— EXTRACT PROVIDED —
☆ ☆ ☆

Gold-colored touchless restroom sink fixture

As Americans prepare to return to public life in the age of COVID-19, the vast majority are looking for touchless hand washing fixtures in washrooms, according to the findings of a Bradley Corporation survey released on Monday.

Bradley Corporation’s latest Healthy Hand Washing Survey finds that 91 percent of Americans believe it’s extremely or somewhat important that public restrooms are equipped with touchless fixtures. Conducted April 6 to April 7, the survey examines the impacts of the coronavirus on consumers’ hand hygiene behaviors and preferences, particularly in public restrooms.

Sixty percent of survey respondents say their preference for touchless hand washing fixtures has risen a great deal since the COVID-19 pandemic and another 30 percent say their preference has increased somewhat, in their elevated efforts to avoid coming into contact with high-touch washroom surfaces.

Another insight is the fact that Americans have reordered their priorities as to how facilities should improve their restrooms.

“Making everything touchless is now the most-requested improvement,” says Jon Dommisse, director of strategy and corporate development for Bradley Corp, in a press statement from the company. “Just months ago in December 2019, the most desired upgrade was keeping restrooms cleaner and better stocked. In both cases, it’s clear that Americans have grown more adverse to germ hot-spots in restrooms.”

Germ concerns give new urgency to hand washing

Dommisse says that 70 percent of Americans are extremely or very concerned about contracting coronavirus, particularly Millennials and Baby Boomers. Retail stores give Americans the most trepidation about coming into contact with germs, followed by hospitals, health care facilities, restaurants and workplaces.

Speaking of workplaces, the survey also found that most Americans (72 percent) are working from home during the outbreak, particularly in the northeast United States. Just 24 percent say they are working outside the home.

In the wake of coronavirus, the Healthy Hand Washing Survey shows how Americans have altered their hand washing habits:

- The majority (90 percent) wash their hands more frequently or more thoroughly or longer.

- More than three-quarters are washing their hands six or more times a day - 37 percent washed up that often prior to the outbreak.Out of all age groups, Gen Xers are the most likely to wash their hands that frequently

- More than three-quarters are washing their hands for at least 20 seconds.

“Undoubtedly, the COVID-19 outbreak has had a dramatic effect on Americans’ hand washing behavior – and it appears those shifts will stick around for a while,” says Dommisse. “In fact, 88 percent believe they are extremely or somewhat likely to maintain their increased hand washing regimen once the virus has passed.”

☆ ☆ ☆

— INFORMATION SHOWN —
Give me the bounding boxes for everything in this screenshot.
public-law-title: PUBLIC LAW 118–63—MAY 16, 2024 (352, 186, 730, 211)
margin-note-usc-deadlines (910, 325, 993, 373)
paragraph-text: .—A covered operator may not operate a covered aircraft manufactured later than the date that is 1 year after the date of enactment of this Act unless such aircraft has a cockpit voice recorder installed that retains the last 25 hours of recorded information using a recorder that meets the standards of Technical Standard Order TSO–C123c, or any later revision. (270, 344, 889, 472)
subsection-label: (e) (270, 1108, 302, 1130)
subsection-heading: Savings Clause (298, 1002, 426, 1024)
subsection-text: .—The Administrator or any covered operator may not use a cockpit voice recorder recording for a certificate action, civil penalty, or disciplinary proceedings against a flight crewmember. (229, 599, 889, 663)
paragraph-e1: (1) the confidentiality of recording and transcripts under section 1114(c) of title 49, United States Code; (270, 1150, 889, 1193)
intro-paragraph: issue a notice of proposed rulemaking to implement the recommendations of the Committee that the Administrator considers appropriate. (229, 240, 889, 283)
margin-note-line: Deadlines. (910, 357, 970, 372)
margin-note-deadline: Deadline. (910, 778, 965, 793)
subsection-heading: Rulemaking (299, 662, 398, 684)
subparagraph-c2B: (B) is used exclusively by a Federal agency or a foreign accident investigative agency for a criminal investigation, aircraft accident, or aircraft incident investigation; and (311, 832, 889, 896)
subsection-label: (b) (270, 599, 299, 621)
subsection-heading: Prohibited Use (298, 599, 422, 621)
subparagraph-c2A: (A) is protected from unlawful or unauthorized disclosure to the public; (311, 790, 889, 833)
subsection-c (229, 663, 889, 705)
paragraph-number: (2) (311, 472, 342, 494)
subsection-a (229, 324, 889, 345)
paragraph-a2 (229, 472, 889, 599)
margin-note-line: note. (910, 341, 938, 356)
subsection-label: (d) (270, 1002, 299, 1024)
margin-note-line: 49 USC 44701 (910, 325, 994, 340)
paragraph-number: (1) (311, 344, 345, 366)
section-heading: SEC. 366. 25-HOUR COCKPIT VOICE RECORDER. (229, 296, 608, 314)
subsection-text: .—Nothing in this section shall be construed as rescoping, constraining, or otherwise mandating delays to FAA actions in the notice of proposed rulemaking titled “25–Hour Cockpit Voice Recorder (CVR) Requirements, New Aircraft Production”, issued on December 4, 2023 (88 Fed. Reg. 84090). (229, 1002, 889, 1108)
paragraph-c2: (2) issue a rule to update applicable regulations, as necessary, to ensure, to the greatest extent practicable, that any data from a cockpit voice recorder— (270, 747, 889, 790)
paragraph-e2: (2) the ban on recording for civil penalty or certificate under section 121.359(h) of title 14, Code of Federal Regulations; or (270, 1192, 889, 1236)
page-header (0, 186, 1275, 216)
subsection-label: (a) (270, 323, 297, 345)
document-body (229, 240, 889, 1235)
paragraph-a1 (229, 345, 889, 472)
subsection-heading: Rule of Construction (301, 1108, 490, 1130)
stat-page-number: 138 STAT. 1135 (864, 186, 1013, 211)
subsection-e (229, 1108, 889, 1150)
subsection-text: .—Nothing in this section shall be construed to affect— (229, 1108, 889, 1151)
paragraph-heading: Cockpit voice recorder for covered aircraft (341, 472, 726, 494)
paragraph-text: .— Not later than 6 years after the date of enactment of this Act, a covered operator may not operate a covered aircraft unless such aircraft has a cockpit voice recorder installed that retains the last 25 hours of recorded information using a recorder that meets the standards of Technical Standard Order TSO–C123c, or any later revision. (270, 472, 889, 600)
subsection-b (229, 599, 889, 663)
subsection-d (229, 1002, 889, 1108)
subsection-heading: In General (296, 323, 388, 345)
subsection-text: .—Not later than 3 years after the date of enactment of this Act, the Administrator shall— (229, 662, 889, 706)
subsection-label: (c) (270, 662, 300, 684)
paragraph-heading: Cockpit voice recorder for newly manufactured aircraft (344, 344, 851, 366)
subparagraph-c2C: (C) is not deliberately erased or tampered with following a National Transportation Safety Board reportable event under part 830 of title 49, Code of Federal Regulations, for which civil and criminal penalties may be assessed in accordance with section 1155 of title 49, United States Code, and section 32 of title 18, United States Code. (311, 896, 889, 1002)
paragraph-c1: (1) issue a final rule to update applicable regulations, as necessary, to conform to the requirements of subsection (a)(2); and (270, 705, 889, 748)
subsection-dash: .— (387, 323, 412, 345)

☆ ☆ ☆

— REQUIRED WORK —
Translate this sentence from the article on touchless restroom fixtures into Spanish: "Bradley Corporation’s latest Healthy Hand Washing Survey finds that 91 percent of Americans believe it’s extremely or somewhat important that public restrooms are equipped with touchless fixtures." The entries come from a different source than the article.

— FINISHED TASK —
La más reciente encuesta Healthy Hand Washing Survey de Bradley Corporation concluye que el 91 por ciento de los estadounidenses cree que es extremadamente o algo importante que los baños públicos estén equipados con accesorios sin contacto.